start DATASET EXCERPTS

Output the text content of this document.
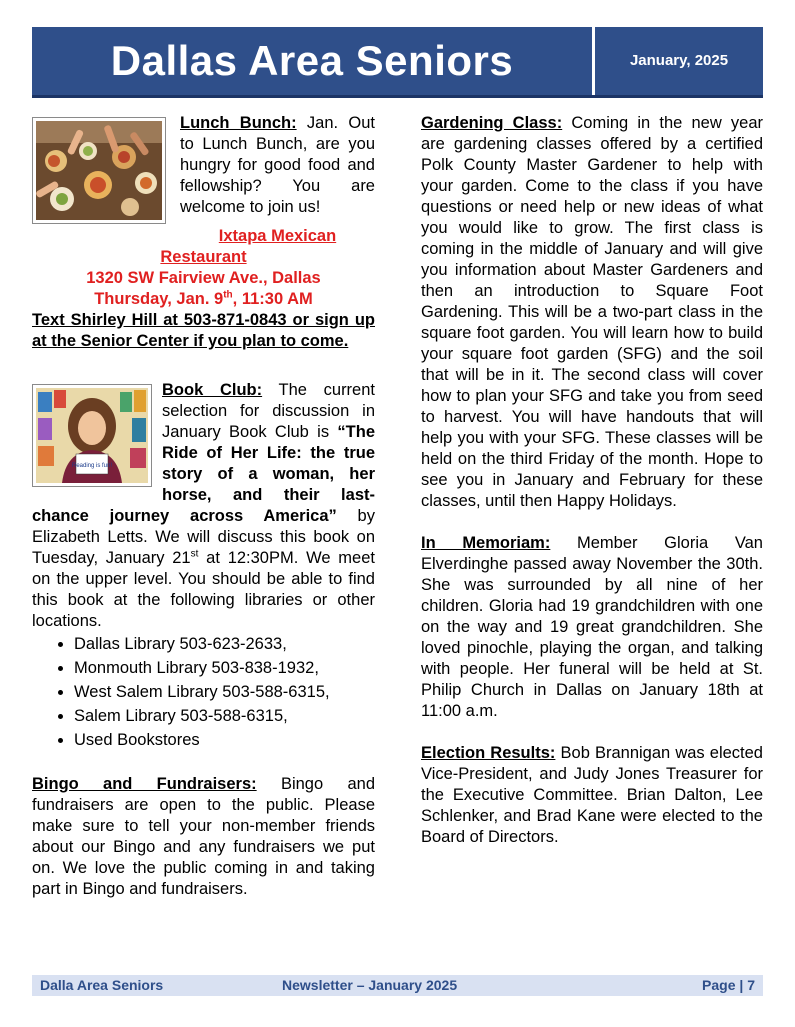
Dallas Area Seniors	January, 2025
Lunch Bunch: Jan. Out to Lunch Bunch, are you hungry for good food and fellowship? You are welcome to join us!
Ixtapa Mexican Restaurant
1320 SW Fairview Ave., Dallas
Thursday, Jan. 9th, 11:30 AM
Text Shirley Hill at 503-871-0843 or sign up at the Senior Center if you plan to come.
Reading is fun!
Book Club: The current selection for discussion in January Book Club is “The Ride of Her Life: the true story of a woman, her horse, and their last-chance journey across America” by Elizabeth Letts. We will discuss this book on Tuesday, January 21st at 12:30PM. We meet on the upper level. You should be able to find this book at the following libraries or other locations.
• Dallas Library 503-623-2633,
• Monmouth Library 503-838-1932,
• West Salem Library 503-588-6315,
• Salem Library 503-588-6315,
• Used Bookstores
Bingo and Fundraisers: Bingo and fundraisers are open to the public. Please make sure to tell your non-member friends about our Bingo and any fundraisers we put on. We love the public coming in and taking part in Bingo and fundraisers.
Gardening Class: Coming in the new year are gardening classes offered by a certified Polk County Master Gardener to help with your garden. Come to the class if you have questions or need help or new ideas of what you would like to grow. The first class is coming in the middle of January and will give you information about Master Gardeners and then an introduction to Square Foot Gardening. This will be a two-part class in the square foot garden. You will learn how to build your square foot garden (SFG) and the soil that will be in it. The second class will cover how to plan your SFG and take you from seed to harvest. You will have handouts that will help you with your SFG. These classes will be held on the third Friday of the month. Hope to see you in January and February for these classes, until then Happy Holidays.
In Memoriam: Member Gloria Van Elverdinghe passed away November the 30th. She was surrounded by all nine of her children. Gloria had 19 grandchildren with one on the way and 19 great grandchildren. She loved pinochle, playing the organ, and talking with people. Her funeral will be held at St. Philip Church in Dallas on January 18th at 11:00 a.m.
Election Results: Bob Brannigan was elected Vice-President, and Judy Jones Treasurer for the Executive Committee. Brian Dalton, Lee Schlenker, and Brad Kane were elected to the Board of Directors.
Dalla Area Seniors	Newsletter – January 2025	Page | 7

end DATASET EXCERPTS
start DATASET EXCERPTS

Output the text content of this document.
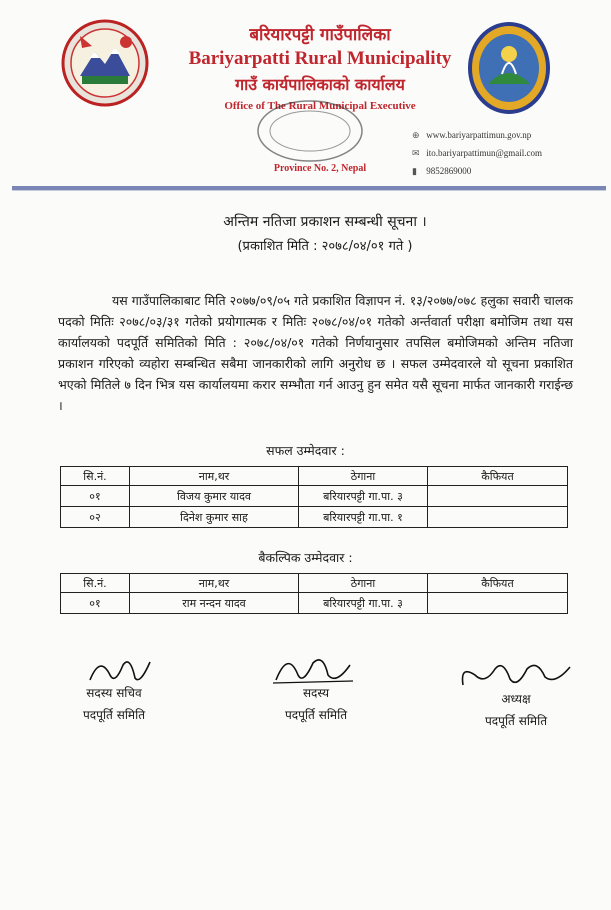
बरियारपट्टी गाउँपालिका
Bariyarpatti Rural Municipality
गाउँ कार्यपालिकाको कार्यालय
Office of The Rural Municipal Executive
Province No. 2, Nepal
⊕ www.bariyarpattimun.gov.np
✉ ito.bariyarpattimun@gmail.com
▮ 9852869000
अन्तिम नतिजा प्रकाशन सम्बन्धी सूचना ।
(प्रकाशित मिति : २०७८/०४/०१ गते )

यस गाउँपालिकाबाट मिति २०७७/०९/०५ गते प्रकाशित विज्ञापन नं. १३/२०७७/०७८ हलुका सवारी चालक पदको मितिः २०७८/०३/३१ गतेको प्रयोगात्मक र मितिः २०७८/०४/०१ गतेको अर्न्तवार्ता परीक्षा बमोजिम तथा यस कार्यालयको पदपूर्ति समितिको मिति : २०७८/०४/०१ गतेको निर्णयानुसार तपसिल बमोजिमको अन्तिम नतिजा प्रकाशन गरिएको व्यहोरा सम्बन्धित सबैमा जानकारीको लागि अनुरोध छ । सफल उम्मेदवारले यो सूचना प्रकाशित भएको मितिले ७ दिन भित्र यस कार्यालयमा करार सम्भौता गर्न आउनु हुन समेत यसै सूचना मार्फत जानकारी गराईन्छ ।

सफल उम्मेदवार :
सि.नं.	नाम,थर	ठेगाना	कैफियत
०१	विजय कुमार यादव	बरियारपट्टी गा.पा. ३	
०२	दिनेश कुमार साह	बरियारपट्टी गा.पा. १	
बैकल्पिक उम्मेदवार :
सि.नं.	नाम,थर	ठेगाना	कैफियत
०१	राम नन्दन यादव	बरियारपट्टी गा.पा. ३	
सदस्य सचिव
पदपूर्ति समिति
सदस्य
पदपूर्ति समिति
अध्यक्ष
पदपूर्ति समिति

end DATASET EXCERPTS
start DATASET EXCERPTS

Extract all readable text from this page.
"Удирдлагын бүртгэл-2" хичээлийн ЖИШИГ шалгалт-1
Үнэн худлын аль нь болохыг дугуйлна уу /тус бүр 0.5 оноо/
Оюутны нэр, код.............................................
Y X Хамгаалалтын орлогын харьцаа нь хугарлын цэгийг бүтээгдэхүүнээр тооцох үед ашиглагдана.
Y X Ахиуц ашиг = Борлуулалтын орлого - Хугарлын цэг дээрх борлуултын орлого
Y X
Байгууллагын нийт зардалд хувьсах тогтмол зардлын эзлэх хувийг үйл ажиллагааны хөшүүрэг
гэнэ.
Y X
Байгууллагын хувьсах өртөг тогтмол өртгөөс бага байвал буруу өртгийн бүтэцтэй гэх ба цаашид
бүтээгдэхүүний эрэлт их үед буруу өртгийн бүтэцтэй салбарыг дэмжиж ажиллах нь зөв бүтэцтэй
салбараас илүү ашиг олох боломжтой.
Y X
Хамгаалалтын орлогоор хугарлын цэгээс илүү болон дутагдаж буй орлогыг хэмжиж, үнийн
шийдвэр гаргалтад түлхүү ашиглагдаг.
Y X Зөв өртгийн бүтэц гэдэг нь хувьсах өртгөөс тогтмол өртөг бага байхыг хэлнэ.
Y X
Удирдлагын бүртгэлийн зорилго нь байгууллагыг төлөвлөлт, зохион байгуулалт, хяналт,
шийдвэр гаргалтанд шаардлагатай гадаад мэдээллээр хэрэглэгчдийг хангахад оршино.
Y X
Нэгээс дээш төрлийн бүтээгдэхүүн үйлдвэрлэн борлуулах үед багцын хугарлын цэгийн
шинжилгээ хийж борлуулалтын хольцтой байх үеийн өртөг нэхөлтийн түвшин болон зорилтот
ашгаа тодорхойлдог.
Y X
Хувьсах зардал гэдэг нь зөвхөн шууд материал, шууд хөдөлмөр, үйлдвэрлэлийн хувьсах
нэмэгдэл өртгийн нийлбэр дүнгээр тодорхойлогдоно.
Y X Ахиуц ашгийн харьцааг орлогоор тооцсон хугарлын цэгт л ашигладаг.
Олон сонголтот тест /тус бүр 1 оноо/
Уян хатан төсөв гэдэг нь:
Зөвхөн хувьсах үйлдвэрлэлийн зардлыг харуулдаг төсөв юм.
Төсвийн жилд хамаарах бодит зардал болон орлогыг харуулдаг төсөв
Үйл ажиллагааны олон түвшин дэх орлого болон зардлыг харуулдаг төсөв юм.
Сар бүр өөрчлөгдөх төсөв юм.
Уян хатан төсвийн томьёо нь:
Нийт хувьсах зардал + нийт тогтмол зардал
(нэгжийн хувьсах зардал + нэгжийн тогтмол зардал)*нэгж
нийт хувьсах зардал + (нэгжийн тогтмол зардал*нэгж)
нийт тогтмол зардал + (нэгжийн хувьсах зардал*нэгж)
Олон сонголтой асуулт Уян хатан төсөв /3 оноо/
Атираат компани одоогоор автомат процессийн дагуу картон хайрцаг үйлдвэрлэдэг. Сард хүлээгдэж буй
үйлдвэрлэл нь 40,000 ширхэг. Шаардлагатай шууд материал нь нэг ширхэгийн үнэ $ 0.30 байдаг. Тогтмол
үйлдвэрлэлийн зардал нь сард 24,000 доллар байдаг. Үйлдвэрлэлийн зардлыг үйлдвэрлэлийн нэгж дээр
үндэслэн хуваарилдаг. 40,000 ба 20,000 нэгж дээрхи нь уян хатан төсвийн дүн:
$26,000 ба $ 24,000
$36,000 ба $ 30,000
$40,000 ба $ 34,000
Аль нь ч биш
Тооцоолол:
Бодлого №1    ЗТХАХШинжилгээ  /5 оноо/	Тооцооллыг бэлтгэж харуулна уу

end DATASET EXCERPTS

Tally how many lines in the material above hold the word "харуулдаг". Write only that number.

_RESULT OF THE EXERCISE:_
3